Prompt
Scan the material and copy every line in which "закупок" appears.

Saved entries

.....

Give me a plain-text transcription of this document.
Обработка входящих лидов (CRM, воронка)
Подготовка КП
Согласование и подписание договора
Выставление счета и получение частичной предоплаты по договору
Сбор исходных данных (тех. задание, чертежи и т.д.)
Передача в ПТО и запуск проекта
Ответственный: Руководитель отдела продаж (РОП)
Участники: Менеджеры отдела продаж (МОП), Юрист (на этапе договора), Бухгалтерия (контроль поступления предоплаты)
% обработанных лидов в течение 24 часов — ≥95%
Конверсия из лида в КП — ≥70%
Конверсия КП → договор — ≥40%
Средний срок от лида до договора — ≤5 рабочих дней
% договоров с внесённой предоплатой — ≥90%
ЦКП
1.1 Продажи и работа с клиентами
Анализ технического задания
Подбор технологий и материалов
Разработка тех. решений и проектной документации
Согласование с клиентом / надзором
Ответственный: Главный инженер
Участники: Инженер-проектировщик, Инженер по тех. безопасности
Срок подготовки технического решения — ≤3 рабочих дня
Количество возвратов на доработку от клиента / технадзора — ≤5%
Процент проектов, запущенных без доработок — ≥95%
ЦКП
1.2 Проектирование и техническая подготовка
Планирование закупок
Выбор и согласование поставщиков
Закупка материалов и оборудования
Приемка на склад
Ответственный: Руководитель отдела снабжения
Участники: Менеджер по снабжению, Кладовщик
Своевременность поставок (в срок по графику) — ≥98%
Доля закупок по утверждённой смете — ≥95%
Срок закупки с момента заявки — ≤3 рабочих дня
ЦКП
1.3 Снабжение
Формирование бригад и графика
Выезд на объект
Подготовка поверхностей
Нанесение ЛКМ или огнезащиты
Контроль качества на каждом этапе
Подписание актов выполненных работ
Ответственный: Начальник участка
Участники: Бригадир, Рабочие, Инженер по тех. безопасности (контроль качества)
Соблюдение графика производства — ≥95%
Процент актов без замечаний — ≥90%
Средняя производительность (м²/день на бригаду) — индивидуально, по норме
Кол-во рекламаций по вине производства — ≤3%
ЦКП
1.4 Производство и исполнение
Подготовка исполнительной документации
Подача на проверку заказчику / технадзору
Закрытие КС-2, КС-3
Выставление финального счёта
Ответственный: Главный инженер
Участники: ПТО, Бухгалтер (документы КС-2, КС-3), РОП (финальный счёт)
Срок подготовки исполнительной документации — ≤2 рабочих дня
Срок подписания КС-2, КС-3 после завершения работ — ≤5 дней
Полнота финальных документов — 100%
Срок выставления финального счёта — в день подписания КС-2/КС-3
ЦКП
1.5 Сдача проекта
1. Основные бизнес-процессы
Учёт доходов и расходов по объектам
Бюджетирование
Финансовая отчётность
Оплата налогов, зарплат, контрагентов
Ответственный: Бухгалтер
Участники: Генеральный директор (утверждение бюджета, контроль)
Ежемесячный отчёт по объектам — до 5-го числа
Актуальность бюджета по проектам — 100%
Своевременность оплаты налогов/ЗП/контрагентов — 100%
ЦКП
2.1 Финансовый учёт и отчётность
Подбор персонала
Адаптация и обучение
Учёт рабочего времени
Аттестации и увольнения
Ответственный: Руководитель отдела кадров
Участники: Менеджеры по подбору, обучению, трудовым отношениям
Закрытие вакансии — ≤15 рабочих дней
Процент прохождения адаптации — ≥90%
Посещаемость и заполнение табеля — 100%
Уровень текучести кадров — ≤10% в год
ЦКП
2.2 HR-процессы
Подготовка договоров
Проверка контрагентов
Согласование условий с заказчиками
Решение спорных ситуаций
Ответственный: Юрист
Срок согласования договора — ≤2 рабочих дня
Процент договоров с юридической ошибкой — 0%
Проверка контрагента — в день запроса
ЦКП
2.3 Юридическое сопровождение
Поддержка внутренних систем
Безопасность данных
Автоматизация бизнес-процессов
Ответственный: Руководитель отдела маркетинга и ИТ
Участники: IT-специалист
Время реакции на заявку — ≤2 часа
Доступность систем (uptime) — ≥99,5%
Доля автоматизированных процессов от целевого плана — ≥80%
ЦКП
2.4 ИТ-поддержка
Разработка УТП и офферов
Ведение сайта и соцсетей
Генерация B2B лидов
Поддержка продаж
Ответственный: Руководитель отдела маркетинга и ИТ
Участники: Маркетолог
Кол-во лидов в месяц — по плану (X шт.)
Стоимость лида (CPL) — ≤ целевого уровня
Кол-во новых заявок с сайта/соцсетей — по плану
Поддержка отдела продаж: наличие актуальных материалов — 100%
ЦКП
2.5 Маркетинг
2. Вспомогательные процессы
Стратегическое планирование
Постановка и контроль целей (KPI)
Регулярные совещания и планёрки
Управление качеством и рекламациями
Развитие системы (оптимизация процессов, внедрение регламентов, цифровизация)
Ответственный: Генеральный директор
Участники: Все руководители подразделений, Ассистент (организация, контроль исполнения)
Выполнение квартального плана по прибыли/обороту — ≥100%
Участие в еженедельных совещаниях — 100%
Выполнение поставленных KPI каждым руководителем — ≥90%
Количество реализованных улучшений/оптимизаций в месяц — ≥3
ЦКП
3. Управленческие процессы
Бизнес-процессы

.....

Full solution
Планирование закупок
Доля закупок по утверждённой смете — ≥95%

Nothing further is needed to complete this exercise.